--- Supplied information ---
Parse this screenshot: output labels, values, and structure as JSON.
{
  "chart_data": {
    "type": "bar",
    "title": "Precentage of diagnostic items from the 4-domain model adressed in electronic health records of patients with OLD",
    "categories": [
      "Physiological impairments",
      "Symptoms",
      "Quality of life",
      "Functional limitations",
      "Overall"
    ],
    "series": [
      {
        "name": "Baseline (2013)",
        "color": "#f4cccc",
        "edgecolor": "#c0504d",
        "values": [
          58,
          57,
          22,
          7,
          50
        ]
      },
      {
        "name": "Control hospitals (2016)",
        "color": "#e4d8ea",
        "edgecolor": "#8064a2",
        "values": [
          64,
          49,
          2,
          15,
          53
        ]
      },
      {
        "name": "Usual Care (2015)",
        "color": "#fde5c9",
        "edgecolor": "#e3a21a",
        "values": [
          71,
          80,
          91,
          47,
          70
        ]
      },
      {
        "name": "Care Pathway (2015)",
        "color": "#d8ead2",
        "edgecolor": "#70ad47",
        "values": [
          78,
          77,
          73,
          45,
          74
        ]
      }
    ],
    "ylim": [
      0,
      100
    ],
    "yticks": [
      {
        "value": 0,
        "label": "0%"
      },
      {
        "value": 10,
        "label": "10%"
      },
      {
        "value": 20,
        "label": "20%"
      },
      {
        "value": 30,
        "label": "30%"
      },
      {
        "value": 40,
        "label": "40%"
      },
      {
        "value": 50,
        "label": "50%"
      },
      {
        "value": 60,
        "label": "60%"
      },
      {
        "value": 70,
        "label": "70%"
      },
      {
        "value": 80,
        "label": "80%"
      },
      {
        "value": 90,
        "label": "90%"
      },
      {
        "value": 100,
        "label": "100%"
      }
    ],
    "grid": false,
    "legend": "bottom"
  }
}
---
**Aim of the task:** Return the whole listing, word for word.

**Exercise answer:**
Parse this screenshot: output labels, values, and structure as JSON.
{
  "chart_data": {
    "type": "bar",
    "title": "Precentage of diagnostic items from the 4-domain model adressed in electronic health records of patients with OLD",
    "categories": [
      "Physiological impairments",
      "Symptoms",
      "Quality of life",
      "Functional limitations",
      "Overall"
    ],
    "series": [
      {
        "name": "Baseline (2013)",
        "color": "#f4cccc",
        "edgecolor": "#c0504d",
        "values": [
          58,
          57,
          22,
          7,
          50
        ]
      },
      {
        "name": "Control hospitals (2016)",
        "color": "#e4d8ea",
        "edgecolor": "#8064a2",
        "values": [
          64,
          49,
          2,
          15,
          53
        ]
      },
      {
        "name": "Usual Care (2015)",
        "color": "#fde5c9",
        "edgecolor": "#e3a21a",
        "values": [
          71,
          80,
          91,
          47,
          70
        ]
      },
      {
        "name": "Care Pathway (2015)",
        "color": "#d8ead2",
        "edgecolor": "#70ad47",
        "values": [
          78,
          77,
          73,
          45,
          74
        ]
      }
    ],
    "ylim": [
      0,
      100
    ],
    "yticks": [
      {
        "value": 0,
        "label": "0%"
      },
      {
        "value": 10,
        "label": "10%"
      },
      {
        "value": 20,
        "label": "20%"
      },
      {
        "value": 30,
        "label": "30%"
      },
      {
        "value": 40,
        "label": "40%"
      },
      {
        "value": 50,
        "label": "50%"
      },
      {
        "value": 60,
        "label": "60%"
      },
      {
        "value": 70,
        "label": "70%"
      },
      {
        "value": 80,
        "label": "80%"
      },
      {
        "value": 90,
        "label": "90%"
      },
      {
        "value": 100,
        "label": "100%"
      }
    ],
    "grid": false,
    "legend": "bottom"
  }
}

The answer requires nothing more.